> Description of the task: Looking at the listing beneath, work out how many lines hold "active" and report only that figure.
----
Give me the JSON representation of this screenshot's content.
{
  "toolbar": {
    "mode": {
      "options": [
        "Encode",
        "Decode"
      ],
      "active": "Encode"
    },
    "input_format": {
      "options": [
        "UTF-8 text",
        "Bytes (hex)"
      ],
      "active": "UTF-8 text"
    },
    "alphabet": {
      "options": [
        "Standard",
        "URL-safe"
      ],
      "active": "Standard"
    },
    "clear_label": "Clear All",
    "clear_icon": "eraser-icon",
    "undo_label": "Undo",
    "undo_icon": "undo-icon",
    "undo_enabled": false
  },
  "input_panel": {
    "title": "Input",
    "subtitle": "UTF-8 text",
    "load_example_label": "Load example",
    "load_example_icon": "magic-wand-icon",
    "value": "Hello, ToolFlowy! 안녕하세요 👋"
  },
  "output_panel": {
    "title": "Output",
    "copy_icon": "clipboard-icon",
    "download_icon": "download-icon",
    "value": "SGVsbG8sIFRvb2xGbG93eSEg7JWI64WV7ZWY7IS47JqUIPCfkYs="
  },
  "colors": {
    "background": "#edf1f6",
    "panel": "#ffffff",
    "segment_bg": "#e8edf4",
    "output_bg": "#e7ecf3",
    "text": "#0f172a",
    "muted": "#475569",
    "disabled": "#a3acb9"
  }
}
----
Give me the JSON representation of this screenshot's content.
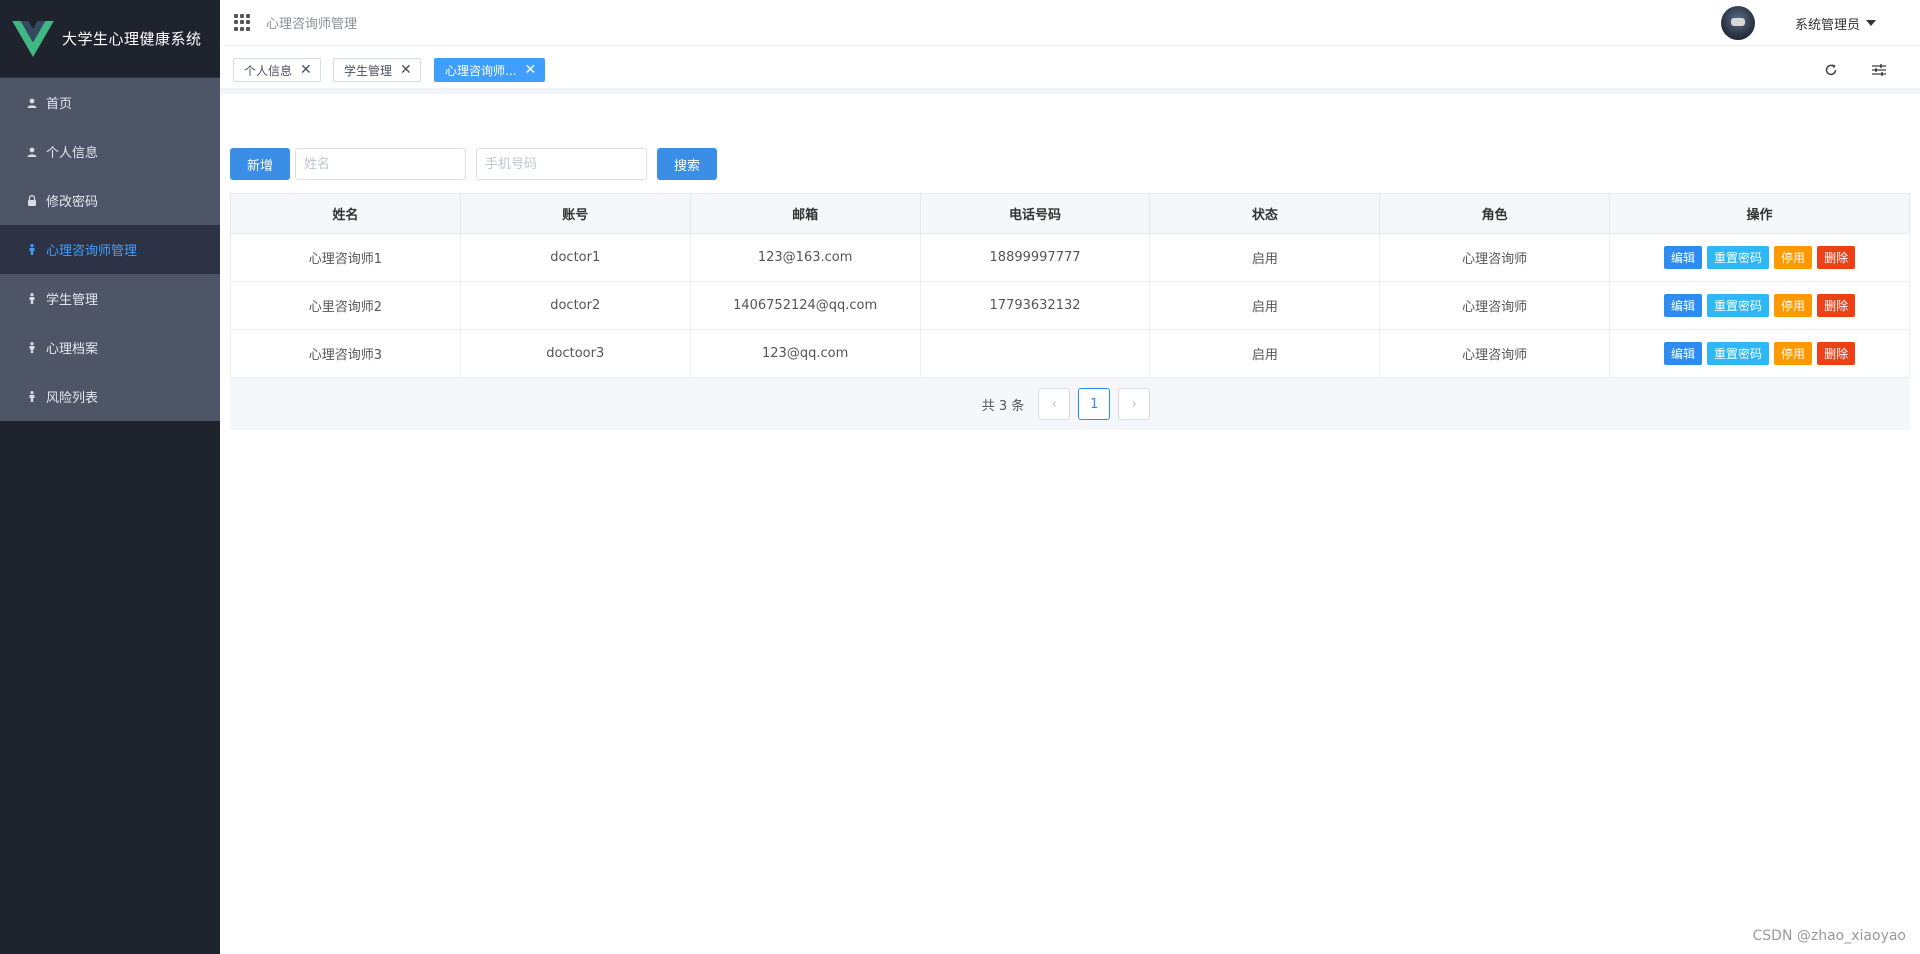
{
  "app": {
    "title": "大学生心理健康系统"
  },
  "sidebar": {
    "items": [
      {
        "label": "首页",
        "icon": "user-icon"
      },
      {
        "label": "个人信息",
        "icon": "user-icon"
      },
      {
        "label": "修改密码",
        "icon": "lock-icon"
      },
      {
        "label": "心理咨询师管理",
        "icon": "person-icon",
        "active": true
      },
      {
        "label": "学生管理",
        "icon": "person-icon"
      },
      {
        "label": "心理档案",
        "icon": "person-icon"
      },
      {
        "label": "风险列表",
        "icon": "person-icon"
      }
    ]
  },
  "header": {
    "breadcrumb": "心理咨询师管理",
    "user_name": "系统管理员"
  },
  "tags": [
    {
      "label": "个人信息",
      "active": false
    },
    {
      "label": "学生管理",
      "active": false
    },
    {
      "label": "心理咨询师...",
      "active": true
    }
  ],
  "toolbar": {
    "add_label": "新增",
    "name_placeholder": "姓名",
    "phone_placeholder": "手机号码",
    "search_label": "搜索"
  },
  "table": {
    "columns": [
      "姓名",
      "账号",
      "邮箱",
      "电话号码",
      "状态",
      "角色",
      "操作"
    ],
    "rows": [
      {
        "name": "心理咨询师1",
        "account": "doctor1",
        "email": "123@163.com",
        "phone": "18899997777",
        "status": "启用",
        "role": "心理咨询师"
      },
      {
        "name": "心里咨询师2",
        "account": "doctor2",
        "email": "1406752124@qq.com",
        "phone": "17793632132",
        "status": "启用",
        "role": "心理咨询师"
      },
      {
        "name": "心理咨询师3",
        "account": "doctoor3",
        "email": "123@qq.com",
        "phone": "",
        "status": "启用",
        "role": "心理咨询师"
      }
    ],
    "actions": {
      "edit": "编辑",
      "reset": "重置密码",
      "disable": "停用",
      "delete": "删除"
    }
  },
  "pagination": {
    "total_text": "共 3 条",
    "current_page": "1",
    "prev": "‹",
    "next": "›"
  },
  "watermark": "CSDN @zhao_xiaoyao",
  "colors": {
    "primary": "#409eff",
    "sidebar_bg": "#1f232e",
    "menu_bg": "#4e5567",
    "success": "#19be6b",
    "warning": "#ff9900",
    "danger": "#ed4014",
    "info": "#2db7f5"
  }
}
----
> Final answer: 7